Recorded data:
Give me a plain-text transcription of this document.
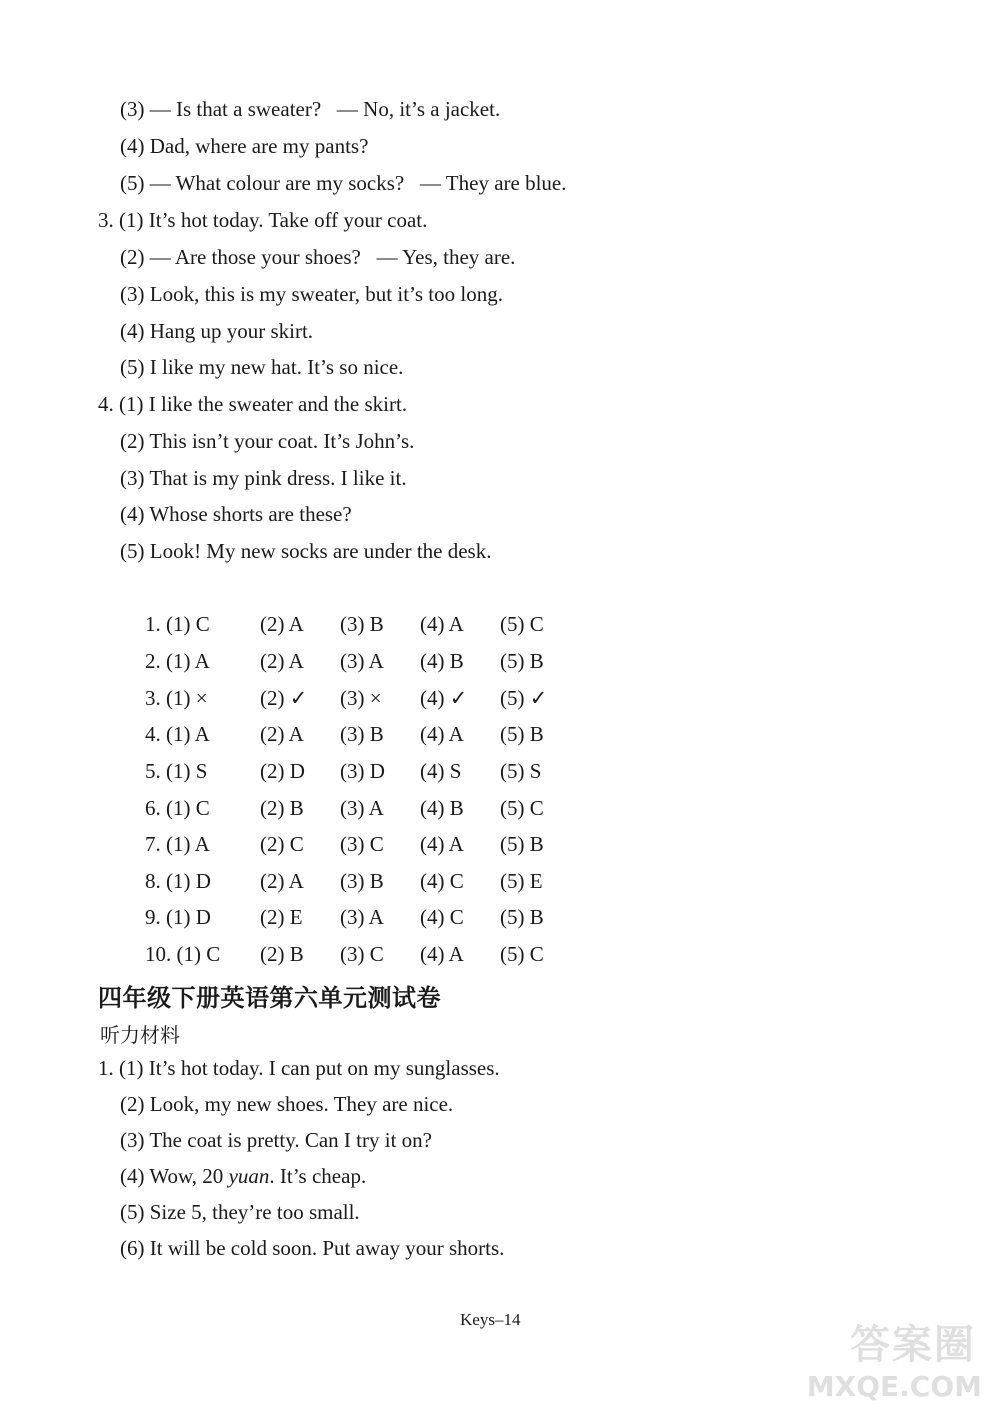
(3) — Is that a sweater?   — No, it’s a jacket.
(4) Dad, where are my pants?
(5) — What colour are my socks?   — They are blue.
3. (1) It’s hot today. Take off your coat.
(2) — Are those your shoes?   — Yes, they are.
(3) Look, this is my sweater, but it’s too long.
(4) Hang up your skirt.
(5) I like my new hat. It’s so nice.
4. (1) I like the sweater and the skirt.
(2) This isn’t your coat. It’s John’s.
(3) That is my pink dress. I like it.
(4) Whose shorts are these?
(5) Look! My new socks are under the desk.
1. (1) C (2) A (3) B (4) A (5) C
2. (1) A (2) A (3) A (4) B (5) B
3. (1) × (2) ✓ (3) × (4) ✓ (5) ✓
4. (1) A (2) A (3) B (4) A (5) B
5. (1) S	(2) D (3) D (4) S (5) S
6. (1) C (2) B (3) A (4) B (5) C
7. (1) A (2) C (3) C (4) A (5) B
8. (1) D (2) A (3) B (4) C (5) E
9. (1) D (2) E (3) A (4) C (5) B
10. (1) C (2) B (3) C (4) A (5) C
四年级下册英语第六单元测试卷
听力材料
1. (1) It’s hot today. I can put on my sunglasses.
(2) Look, my new shoes. They are nice.
(3) The coat is pretty. Can I try it on?
(4) Wow, 20 yuan. It’s cheap.
(5) Size 5, they’re too small.
(6) It will be cold soon. Put away your shorts.
Keys–14
答案圈
MXQE.COM
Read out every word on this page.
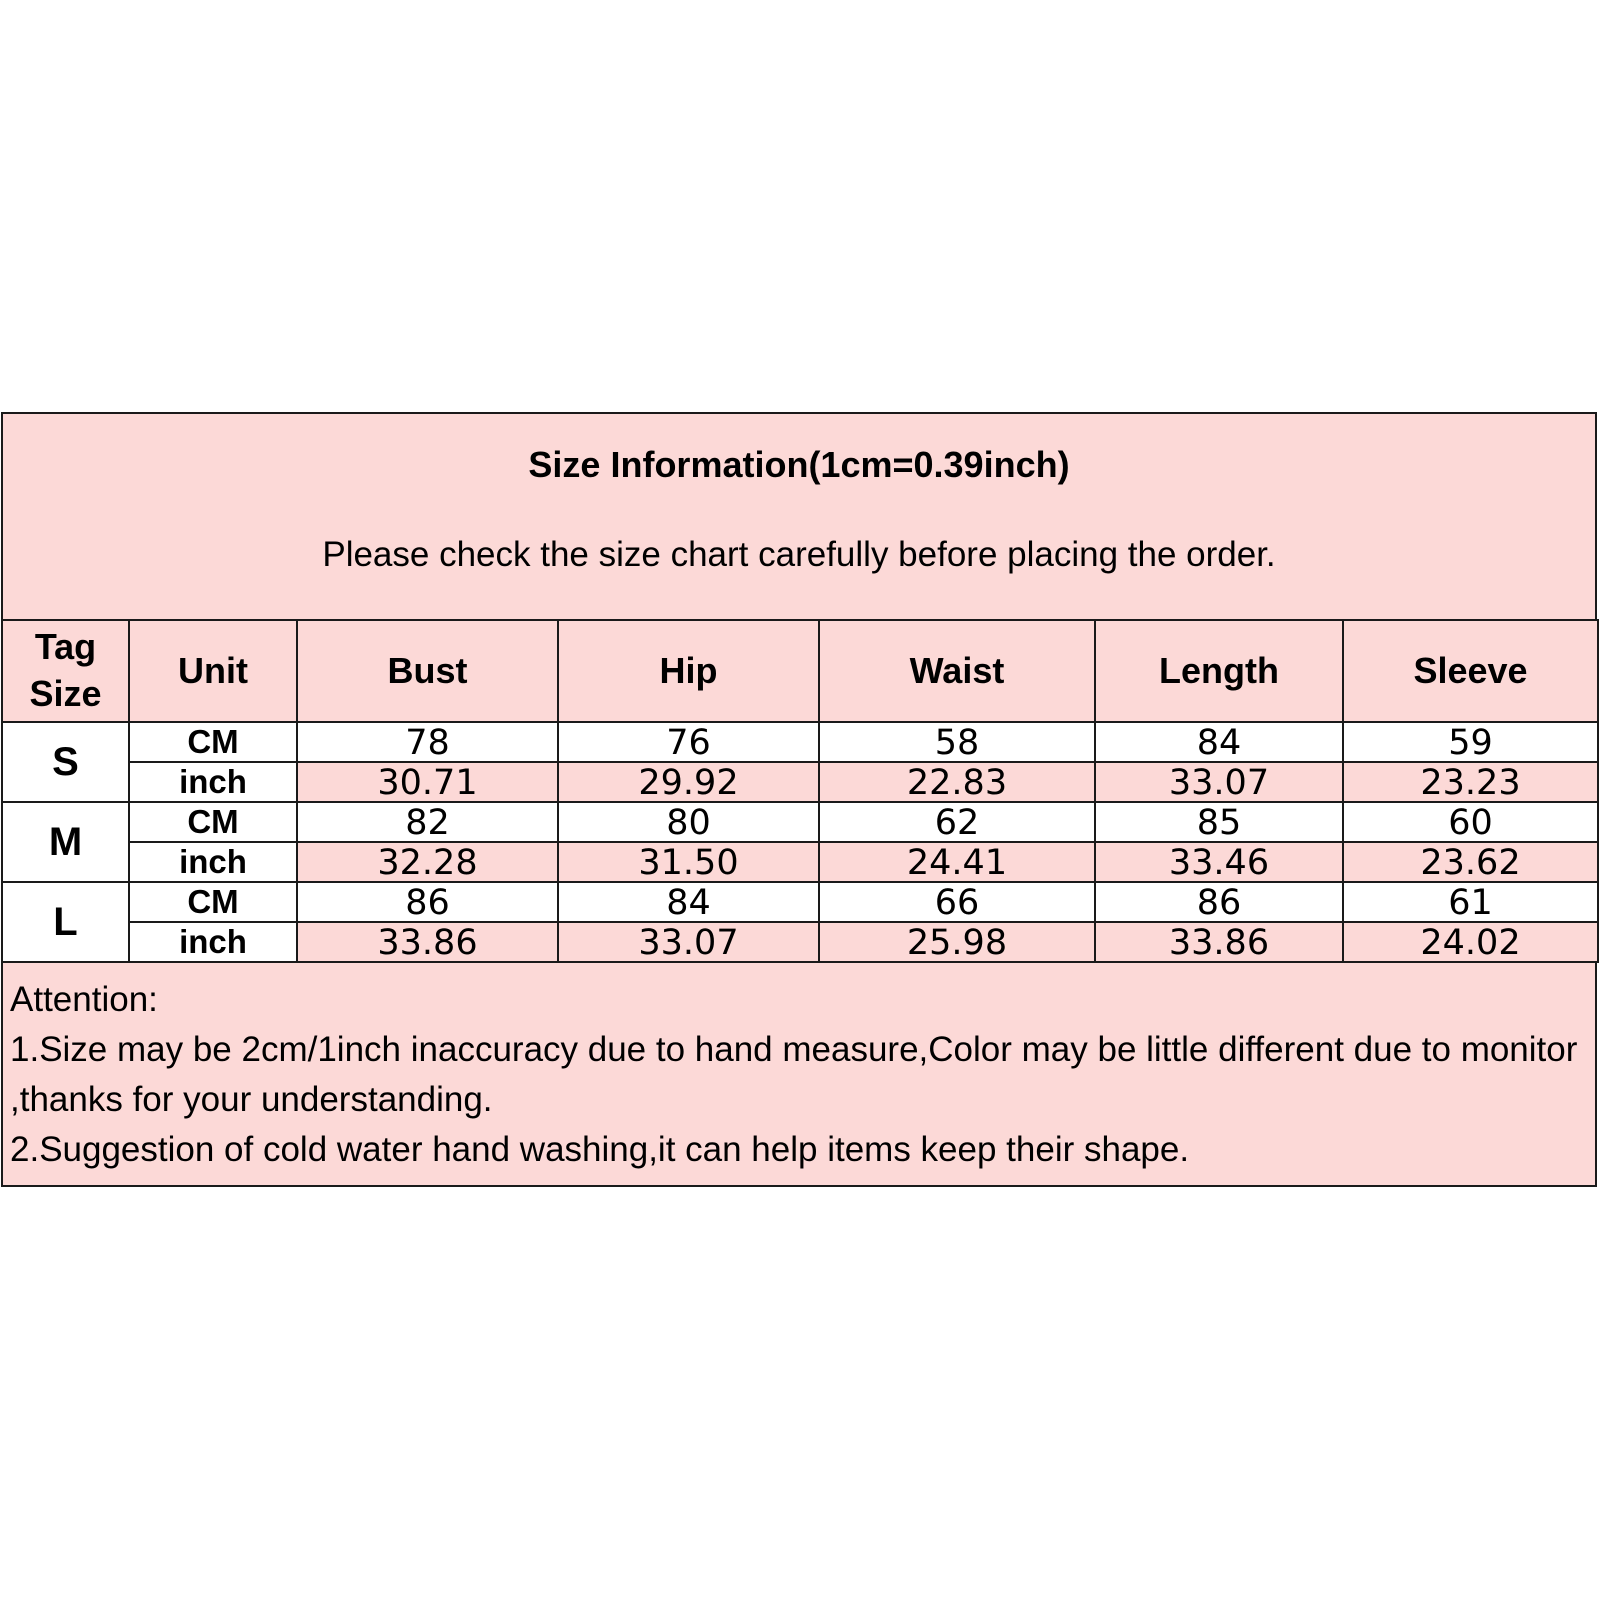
Size Information(1cm=0.39inch)
Please check the size chart carefully before placing the order.
Tag Size	Unit	Bust	Hip	Waist	Length	Sleeve
S	CM	78	76	58	84	59
	inch	30.71	29.92	22.83	33.07	23.23
M	CM	82	80	62	85	60
	inch	32.28	31.50	24.41	33.46	23.62
L	CM	86	84	66	86	61
	inch	33.86	33.07	25.98	33.86	24.02
Attention:
1.Size may be 2cm/1inch inaccuracy due to hand measure,Color may be little different due to monitor ,thanks for your understanding.
2.Suggestion of cold water hand washing,it can help items keep their shape.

Task goal —
Set down all the data again exactly as above, pictures excluded.

Task result —
Give me a plain-text transcription of this document.
(3) — Is that a sweater?   — No, it’s a jacket.
(4) Dad, where are my pants?
(5) — What colour are my socks?   — They are blue.
3. (1) It’s hot today. Take off your coat.
(2) — Are those your shoes?   — Yes, they are.
(3) Look, this is my sweater, but it’s too long.
(4) Hang up your skirt.
(5) I like my new hat. It’s so nice.
4. (1) I like the sweater and the skirt.
(2) This isn’t your coat. It’s John’s.
(3) That is my pink dress. I like it.
(4) Whose shorts are these?
(5) Look! My new socks are under the desk.
1. (1) C (2) A (3) B (4) A (5) C
2. (1) A (2) A (3) A (4) B (5) B
3. (1) × (2) ✓ (3) × (4) ✓ (5) ✓
4. (1) A (2) A (3) B (4) A (5) B
5. (1) S	(2) D (3) D (4) S (5) S
6. (1) C (2) B (3) A (4) B (5) C
7. (1) A (2) C (3) C (4) A (5) B
8. (1) D (2) A (3) B (4) C (5) E
9. (1) D (2) E (3) A (4) C (5) B
10. (1) C (2) B (3) C (4) A (5) C
四年级下册英语第六单元测试卷
听力材料
1. (1) It’s hot today. I can put on my sunglasses.
(2) Look, my new shoes. They are nice.
(3) The coat is pretty. Can I try it on?
(4) Wow, 20 yuan. It’s cheap.
(5) Size 5, they’re too small.
(6) It will be cold soon. Put away your shorts.
Keys–14
答案圈
MXQE.COM
Read out every word on this page.
Size Information(1cm=0.39inch)
Please check the size chart carefully before placing the order.
Tag Size	Unit	Bust	Hip	Waist	Length	Sleeve
S	CM	78	76	58	84	59
	inch	30.71	29.92	22.83	33.07	23.23
M	CM	82	80	62	85	60
	inch	32.28	31.50	24.41	33.46	23.62
L	CM	86	84	66	86	61
	inch	33.86	33.07	25.98	33.86	24.02
Attention:
1.Size may be 2cm/1inch inaccuracy due to hand measure,Color may be little different due to monitor ,thanks for your understanding.
2.Suggestion of cold water hand washing,it can help items keep their shape.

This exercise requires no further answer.